Written request
Output the material exactly, but drop every image it holds.

Data provided
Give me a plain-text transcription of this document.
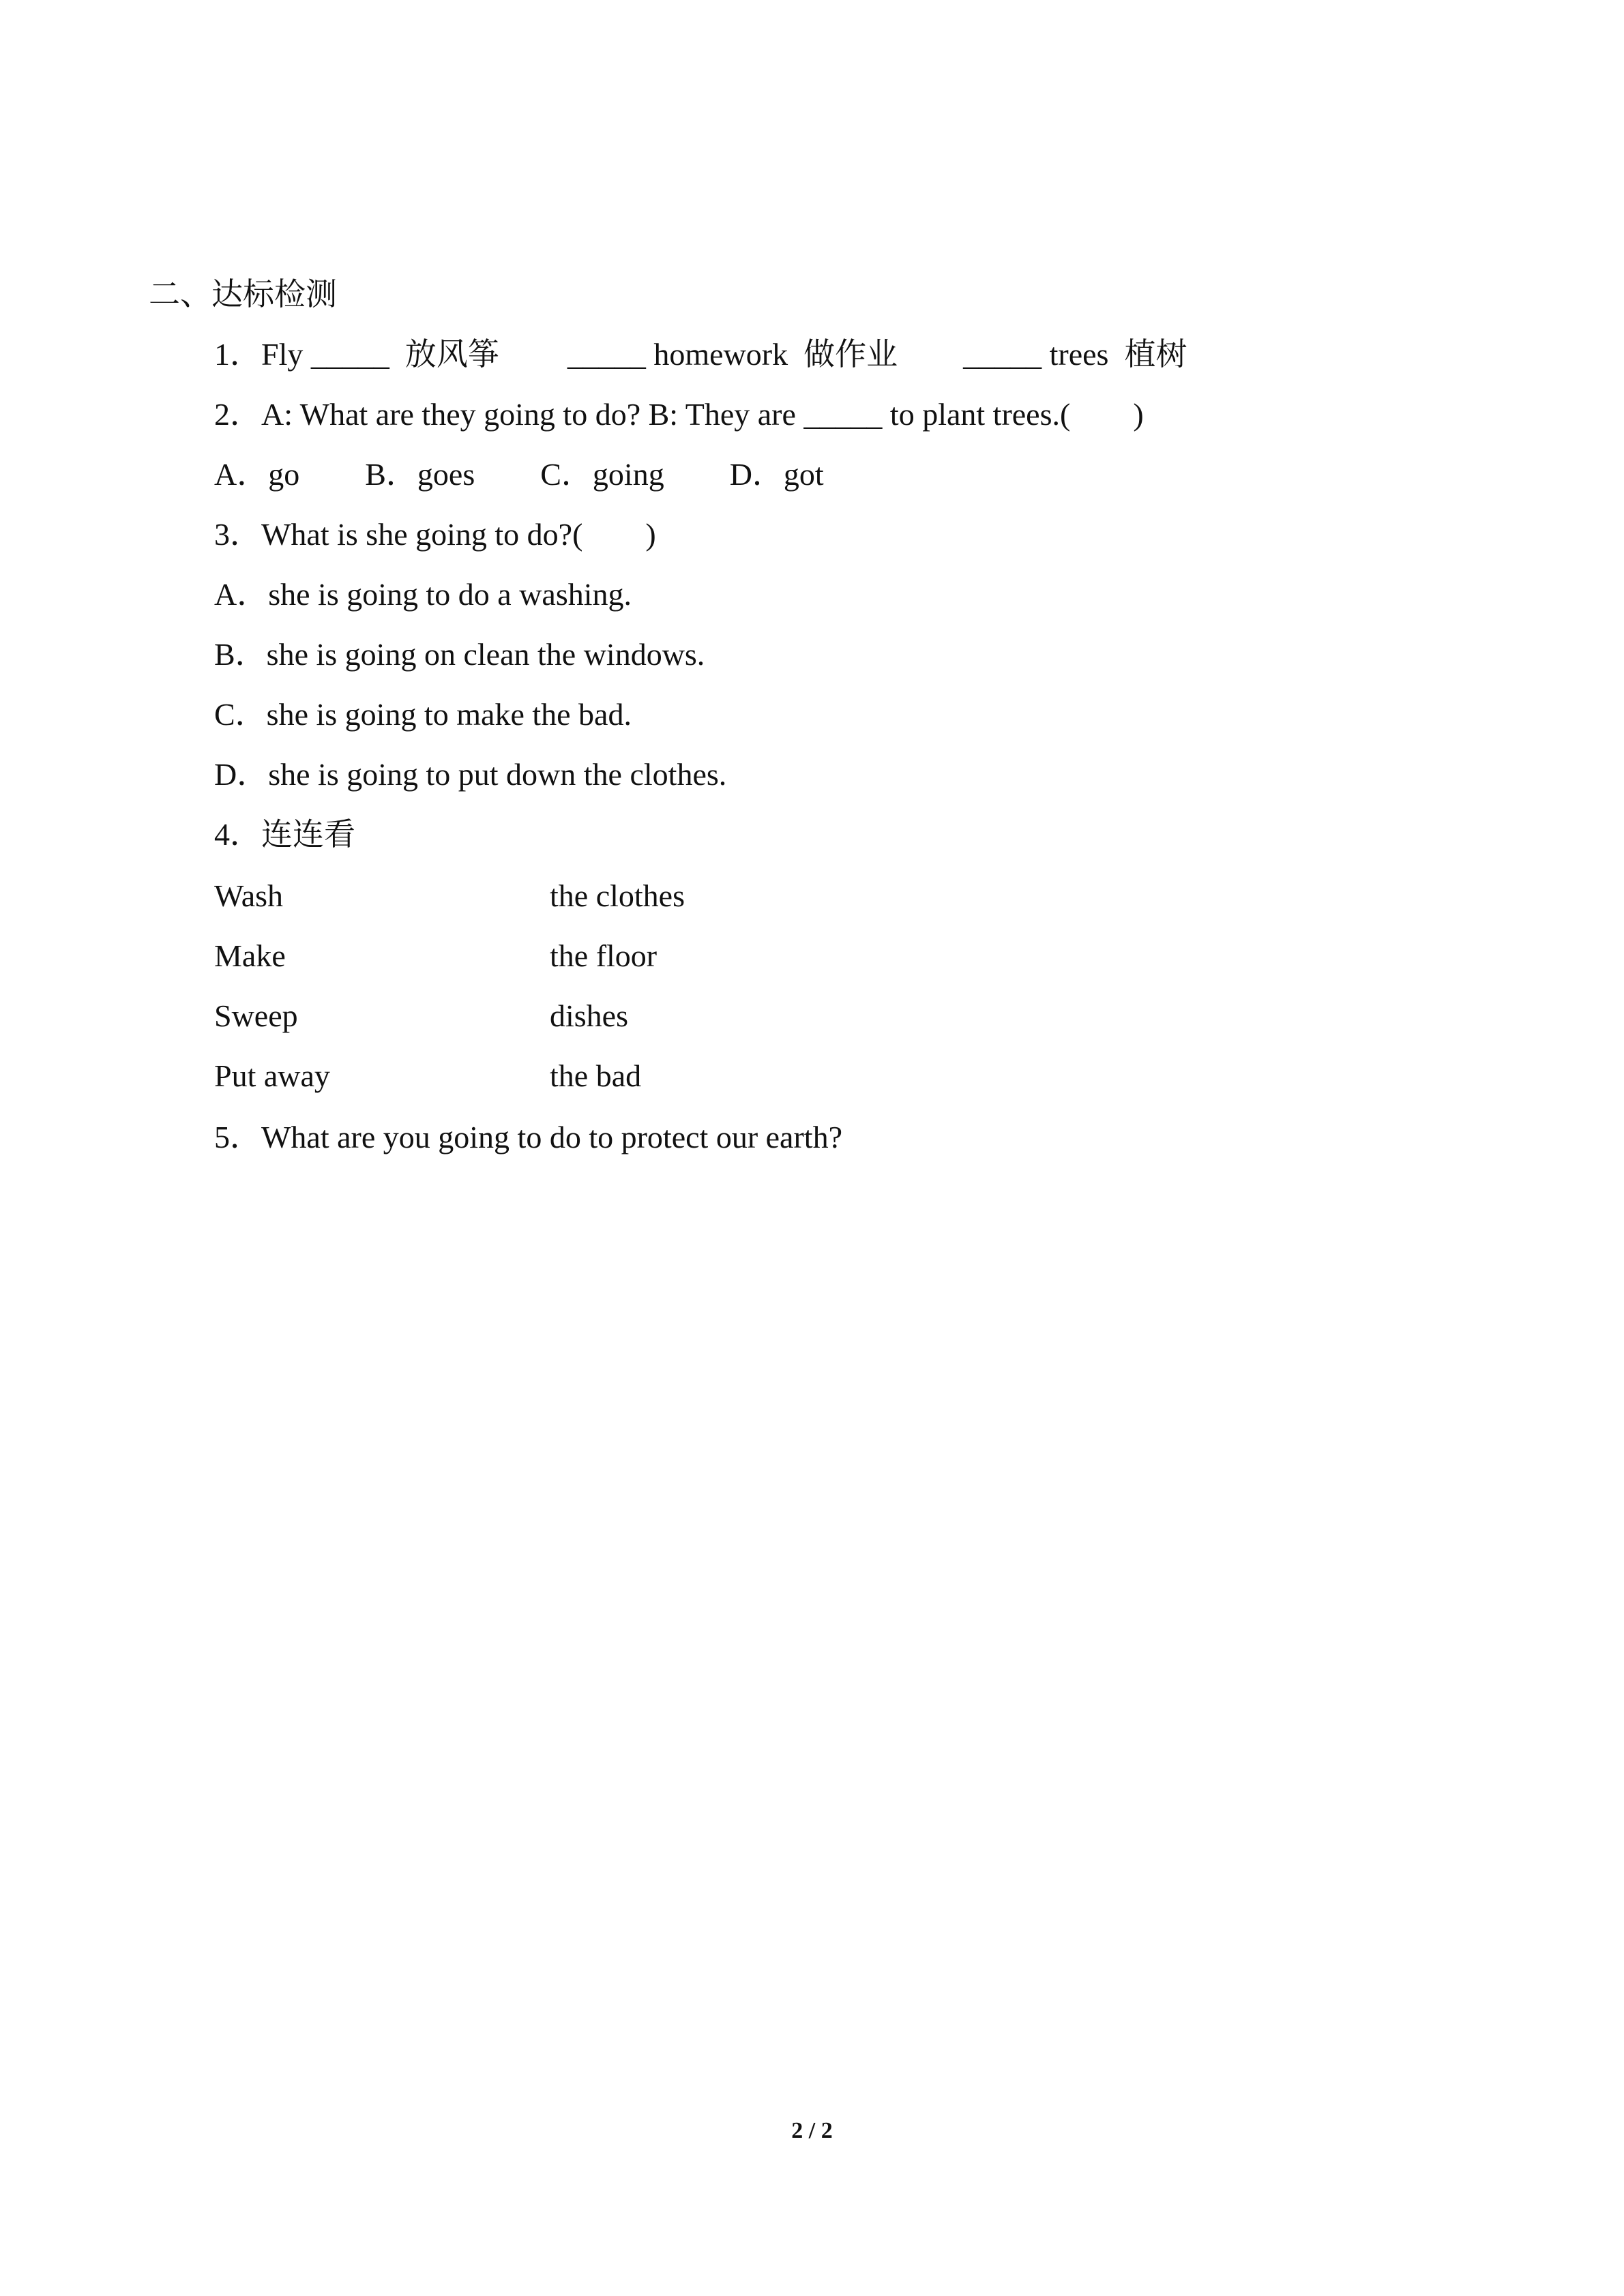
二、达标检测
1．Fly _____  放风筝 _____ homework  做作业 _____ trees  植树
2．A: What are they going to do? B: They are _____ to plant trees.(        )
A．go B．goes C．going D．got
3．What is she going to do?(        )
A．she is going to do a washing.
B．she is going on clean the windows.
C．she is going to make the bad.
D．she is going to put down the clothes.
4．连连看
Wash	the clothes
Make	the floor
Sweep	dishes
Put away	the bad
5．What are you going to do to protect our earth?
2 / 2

Solution below
Give me a plain-text transcription of this document.
二、达标检测
1．Fly _____  放风筝 _____ homework  做作业 _____ trees  植树
2．A: What are they going to do? B: They are _____ to plant trees.(        )
A．go B．goes C．going D．got
3．What is she going to do?(        )
A．she is going to do a washing.
B．she is going on clean the windows.
C．she is going to make the bad.
D．she is going to put down the clothes.
4．连连看
Wash	the clothes
Make	the floor
Sweep	dishes
Put away	the bad
5．What are you going to do to protect our earth?
2 / 2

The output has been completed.